= ENUNCIADO =
Transcreva toda a listagem abaixo e reproduza cada linha sem nenhuma alteração.

= REGISTROS DE DADOS =
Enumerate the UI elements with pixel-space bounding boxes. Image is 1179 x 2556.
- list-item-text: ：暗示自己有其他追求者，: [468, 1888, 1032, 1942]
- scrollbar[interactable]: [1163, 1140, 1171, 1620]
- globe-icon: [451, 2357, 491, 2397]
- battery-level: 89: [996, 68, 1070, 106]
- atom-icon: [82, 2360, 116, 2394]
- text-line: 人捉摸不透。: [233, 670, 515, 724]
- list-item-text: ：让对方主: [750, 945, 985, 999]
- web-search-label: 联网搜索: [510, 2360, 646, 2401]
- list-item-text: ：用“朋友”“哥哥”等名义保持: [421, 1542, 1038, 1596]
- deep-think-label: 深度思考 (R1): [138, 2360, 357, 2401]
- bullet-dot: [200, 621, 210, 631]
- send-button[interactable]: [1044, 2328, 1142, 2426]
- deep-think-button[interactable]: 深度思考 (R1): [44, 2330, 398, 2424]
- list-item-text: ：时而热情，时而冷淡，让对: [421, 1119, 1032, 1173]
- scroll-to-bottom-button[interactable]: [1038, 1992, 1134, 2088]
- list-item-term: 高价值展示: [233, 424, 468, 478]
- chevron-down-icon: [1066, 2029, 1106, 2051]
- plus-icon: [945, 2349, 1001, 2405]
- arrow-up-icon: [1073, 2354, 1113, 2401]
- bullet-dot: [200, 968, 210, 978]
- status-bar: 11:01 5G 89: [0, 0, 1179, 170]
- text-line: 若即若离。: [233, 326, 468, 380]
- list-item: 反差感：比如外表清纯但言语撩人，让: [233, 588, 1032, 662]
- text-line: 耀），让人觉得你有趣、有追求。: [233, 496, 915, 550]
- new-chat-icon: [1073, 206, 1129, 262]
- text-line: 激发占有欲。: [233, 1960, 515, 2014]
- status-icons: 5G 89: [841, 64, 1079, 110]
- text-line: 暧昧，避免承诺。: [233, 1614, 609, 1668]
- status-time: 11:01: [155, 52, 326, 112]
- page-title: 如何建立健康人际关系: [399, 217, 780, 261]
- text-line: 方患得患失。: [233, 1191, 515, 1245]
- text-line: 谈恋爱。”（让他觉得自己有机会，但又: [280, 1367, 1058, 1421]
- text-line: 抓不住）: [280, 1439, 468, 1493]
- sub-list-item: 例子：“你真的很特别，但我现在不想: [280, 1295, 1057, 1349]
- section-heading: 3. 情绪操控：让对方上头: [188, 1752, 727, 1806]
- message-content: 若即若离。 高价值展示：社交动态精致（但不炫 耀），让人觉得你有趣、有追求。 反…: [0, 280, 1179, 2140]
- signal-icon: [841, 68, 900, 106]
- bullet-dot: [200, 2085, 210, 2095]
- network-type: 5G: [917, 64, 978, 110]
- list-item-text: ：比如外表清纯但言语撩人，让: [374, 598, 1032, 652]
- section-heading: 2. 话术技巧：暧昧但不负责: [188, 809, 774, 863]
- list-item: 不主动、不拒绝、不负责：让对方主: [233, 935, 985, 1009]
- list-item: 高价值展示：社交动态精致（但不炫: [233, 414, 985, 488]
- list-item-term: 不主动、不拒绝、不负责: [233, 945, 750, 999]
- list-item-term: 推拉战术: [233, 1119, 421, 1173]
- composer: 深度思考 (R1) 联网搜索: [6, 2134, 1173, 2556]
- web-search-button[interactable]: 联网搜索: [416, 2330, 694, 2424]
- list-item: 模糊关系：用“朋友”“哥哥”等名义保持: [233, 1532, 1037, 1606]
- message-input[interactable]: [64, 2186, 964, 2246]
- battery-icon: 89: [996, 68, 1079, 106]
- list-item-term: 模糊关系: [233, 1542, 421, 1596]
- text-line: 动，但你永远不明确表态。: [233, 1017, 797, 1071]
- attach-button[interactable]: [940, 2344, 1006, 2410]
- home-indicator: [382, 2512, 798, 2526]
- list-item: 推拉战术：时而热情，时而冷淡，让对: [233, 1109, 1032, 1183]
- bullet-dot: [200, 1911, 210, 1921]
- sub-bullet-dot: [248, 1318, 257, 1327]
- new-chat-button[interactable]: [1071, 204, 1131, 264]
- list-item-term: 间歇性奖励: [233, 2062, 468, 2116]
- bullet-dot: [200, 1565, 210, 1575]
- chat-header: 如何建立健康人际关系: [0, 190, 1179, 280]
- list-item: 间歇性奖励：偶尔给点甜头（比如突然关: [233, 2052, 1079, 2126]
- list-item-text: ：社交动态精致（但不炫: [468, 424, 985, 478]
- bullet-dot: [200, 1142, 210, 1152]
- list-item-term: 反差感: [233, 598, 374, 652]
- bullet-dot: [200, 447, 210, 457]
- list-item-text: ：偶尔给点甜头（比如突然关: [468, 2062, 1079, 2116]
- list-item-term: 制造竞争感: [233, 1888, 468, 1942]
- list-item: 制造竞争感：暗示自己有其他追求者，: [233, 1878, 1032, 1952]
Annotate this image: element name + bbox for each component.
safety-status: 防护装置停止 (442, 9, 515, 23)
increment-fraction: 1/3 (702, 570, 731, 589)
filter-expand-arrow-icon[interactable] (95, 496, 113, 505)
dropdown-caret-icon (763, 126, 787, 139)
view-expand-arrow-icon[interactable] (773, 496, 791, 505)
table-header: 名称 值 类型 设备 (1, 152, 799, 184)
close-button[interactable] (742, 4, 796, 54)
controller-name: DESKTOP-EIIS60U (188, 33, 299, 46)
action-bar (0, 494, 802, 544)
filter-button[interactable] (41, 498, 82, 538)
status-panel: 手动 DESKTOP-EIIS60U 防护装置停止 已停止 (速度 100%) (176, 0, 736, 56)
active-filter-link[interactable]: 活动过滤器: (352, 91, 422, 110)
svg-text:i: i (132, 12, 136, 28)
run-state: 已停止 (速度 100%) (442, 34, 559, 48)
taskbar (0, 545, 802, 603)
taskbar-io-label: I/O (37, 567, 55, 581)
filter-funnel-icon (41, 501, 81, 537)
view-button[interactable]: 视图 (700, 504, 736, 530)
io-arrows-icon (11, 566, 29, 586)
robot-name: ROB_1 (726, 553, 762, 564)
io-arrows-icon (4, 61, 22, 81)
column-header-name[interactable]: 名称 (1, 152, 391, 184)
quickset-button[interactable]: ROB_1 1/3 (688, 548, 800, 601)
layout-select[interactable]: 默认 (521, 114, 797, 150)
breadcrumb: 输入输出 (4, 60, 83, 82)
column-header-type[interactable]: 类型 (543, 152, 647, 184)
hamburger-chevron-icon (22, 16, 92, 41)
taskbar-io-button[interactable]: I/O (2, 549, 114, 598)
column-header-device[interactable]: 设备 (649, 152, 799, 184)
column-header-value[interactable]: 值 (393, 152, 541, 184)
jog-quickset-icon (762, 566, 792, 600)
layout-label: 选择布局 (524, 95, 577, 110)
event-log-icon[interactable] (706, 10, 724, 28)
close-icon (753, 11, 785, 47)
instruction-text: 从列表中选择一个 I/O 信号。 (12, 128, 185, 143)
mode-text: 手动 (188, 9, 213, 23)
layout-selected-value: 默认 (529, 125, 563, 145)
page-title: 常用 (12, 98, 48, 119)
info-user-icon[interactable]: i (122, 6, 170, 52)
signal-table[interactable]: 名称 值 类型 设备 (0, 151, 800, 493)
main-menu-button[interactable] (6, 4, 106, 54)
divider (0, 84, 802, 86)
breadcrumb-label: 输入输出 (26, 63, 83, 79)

= RESULTADO =
Enumerate the UI elements with pixel-space bounding boxes. Image is 1179 x 2556.
- list-item-text: ：暗示自己有其他追求者，: [468, 1888, 1032, 1942]
- scrollbar[interactable]: [1163, 1140, 1171, 1620]
- globe-icon: [451, 2357, 491, 2397]
- battery-level: 89: [996, 68, 1070, 106]
- atom-icon: [82, 2360, 116, 2394]
- text-line: 人捉摸不透。: [233, 670, 515, 724]
- list-item-text: ：让对方主: [750, 945, 985, 999]
- web-search-label: 联网搜索: [510, 2360, 646, 2401]
- list-item-text: ：用“朋友”“哥哥”等名义保持: [421, 1542, 1038, 1596]
- deep-think-label: 深度思考 (R1): [138, 2360, 357, 2401]
- bullet-dot: [200, 621, 210, 631]
- send-button[interactable]: [1044, 2328, 1142, 2426]
- deep-think-button[interactable]: 深度思考 (R1): [44, 2330, 398, 2424]
- list-item-text: ：时而热情，时而冷淡，让对: [421, 1119, 1032, 1173]
- scroll-to-bottom-button[interactable]: [1038, 1992, 1134, 2088]
- list-item-term: 高价值展示: [233, 424, 468, 478]
- chevron-down-icon: [1066, 2029, 1106, 2051]
- plus-icon: [945, 2349, 1001, 2405]
- arrow-up-icon: [1073, 2354, 1113, 2401]
- bullet-dot: [200, 968, 210, 978]
- status-bar: 11:01 5G 89: [0, 0, 1179, 170]
- text-line: 若即若离。: [233, 326, 468, 380]
- list-item: 反差感：比如外表清纯但言语撩人，让: [233, 588, 1032, 662]
- text-line: 耀），让人觉得你有趣、有追求。: [233, 496, 915, 550]
- new-chat-icon: [1073, 206, 1129, 262]
- text-line: 激发占有欲。: [233, 1960, 515, 2014]
- status-icons: 5G 89: [841, 64, 1079, 110]
- text-line: 暧昧，避免承诺。: [233, 1614, 609, 1668]
- status-time: 11:01: [155, 52, 326, 112]
- page-title: 如何建立健康人际关系: [399, 217, 780, 261]
- text-line: 方患得患失。: [233, 1191, 515, 1245]
- text-line: 谈恋爱。”（让他觉得自己有机会，但又: [280, 1367, 1058, 1421]
- text-line: 抓不住）: [280, 1439, 468, 1493]
- sub-list-item: 例子：“你真的很特别，但我现在不想: [280, 1295, 1057, 1349]
- section-heading: 3. 情绪操控：让对方上头: [188, 1752, 727, 1806]
- message-content: 若即若离。 高价值展示：社交动态精致（但不炫 耀），让人觉得你有趣、有追求。 反…: [0, 280, 1179, 2140]
- signal-icon: [841, 68, 900, 106]
- bullet-dot: [200, 2085, 210, 2095]
- network-type: 5G: [917, 64, 978, 110]
- list-item-text: ：比如外表清纯但言语撩人，让: [374, 598, 1032, 652]
- section-heading: 2. 话术技巧：暧昧但不负责: [188, 809, 774, 863]
- list-item: 不主动、不拒绝、不负责：让对方主: [233, 935, 985, 1009]
- list-item: 高价值展示：社交动态精致（但不炫: [233, 414, 985, 488]
- list-item-term: 不主动、不拒绝、不负责: [233, 945, 750, 999]
- list-item-term: 推拉战术: [233, 1119, 421, 1173]
- composer: 深度思考 (R1) 联网搜索: [6, 2134, 1173, 2556]
- web-search-button[interactable]: 联网搜索: [416, 2330, 694, 2424]
- list-item: 模糊关系：用“朋友”“哥哥”等名义保持: [233, 1532, 1037, 1606]
- message-input[interactable]: [64, 2186, 964, 2246]
- battery-icon: 89: [996, 68, 1079, 106]
- list-item-term: 模糊关系: [233, 1542, 421, 1596]
- text-line: 动，但你永远不明确表态。: [233, 1017, 797, 1071]
- attach-button[interactable]: [940, 2344, 1006, 2410]
- home-indicator: [382, 2512, 798, 2526]
- list-item: 推拉战术：时而热情，时而冷淡，让对: [233, 1109, 1032, 1183]
- bullet-dot: [200, 1911, 210, 1921]
- sub-bullet-dot: [248, 1318, 257, 1327]
- new-chat-button[interactable]: [1071, 204, 1131, 264]
- list-item-term: 间歇性奖励: [233, 2062, 468, 2116]
- bullet-dot: [200, 1565, 210, 1575]
- chat-header: 如何建立健康人际关系: [0, 190, 1179, 280]
- list-item: 间歇性奖励：偶尔给点甜头（比如突然关: [233, 2052, 1079, 2126]
- list-item-text: ：社交动态精致（但不炫: [468, 424, 985, 478]
- bullet-dot: [200, 1142, 210, 1152]
- list-item-term: 反差感: [233, 598, 374, 652]
- bullet-dot: [200, 447, 210, 457]
- list-item-text: ：偶尔给点甜头（比如突然关: [468, 2062, 1079, 2116]
- list-item-term: 制造竞争感: [233, 1888, 468, 1942]
- list-item: 制造竞争感：暗示自己有其他追求者，: [233, 1878, 1032, 1952]
Annotate this image: element name + bbox for each component.
safety-status: 防护装置停止 (442, 9, 515, 23)
increment-fraction: 1/3 (702, 570, 731, 589)
filter-expand-arrow-icon[interactable] (95, 496, 113, 505)
dropdown-caret-icon (763, 126, 787, 139)
view-expand-arrow-icon[interactable] (773, 496, 791, 505)
table-header: 名称 值 类型 设备 (1, 152, 799, 184)
close-button[interactable] (742, 4, 796, 54)
controller-name: DESKTOP-EIIS60U (188, 33, 299, 46)
action-bar (0, 494, 802, 544)
filter-button[interactable] (41, 498, 82, 538)
status-panel: 手动 DESKTOP-EIIS60U 防护装置停止 已停止 (速度 100%) (176, 0, 736, 56)
active-filter-link[interactable]: 活动过滤器: (352, 91, 422, 110)
svg-text:i: i (132, 12, 136, 28)
run-state: 已停止 (速度 100%) (442, 34, 559, 48)
taskbar (0, 545, 802, 603)
taskbar-io-label: I/O (37, 567, 55, 581)
filter-funnel-icon (41, 501, 81, 537)
view-button[interactable]: 视图 (700, 504, 736, 530)
io-arrows-icon (11, 566, 29, 586)
robot-name: ROB_1 (726, 553, 762, 564)
io-arrows-icon (4, 61, 22, 81)
column-header-name[interactable]: 名称 (1, 152, 391, 184)
quickset-button[interactable]: ROB_1 1/3 (688, 548, 800, 601)
layout-select[interactable]: 默认 (521, 114, 797, 150)
breadcrumb: 输入输出 (4, 60, 83, 82)
column-header-type[interactable]: 类型 (543, 152, 647, 184)
hamburger-chevron-icon (22, 16, 92, 41)
taskbar-io-button[interactable]: I/O (2, 549, 114, 598)
column-header-device[interactable]: 设备 (649, 152, 799, 184)
column-header-value[interactable]: 值 (393, 152, 541, 184)
jog-quickset-icon (762, 566, 792, 600)
layout-label: 选择布局 (524, 95, 577, 110)
event-log-icon[interactable] (706, 10, 724, 28)
close-icon (753, 11, 785, 47)
instruction-text: 从列表中选择一个 I/O 信号。 (12, 128, 185, 143)
mode-text: 手动 (188, 9, 213, 23)
layout-selected-value: 默认 (529, 125, 563, 145)
page-title: 常用 (12, 98, 48, 119)
info-user-icon[interactable]: i (122, 6, 170, 52)
signal-table[interactable]: 名称 值 类型 设备 (0, 151, 800, 493)
main-menu-button[interactable] (6, 4, 106, 54)
divider (0, 84, 802, 86)
breadcrumb-label: 输入输出 (26, 63, 83, 79)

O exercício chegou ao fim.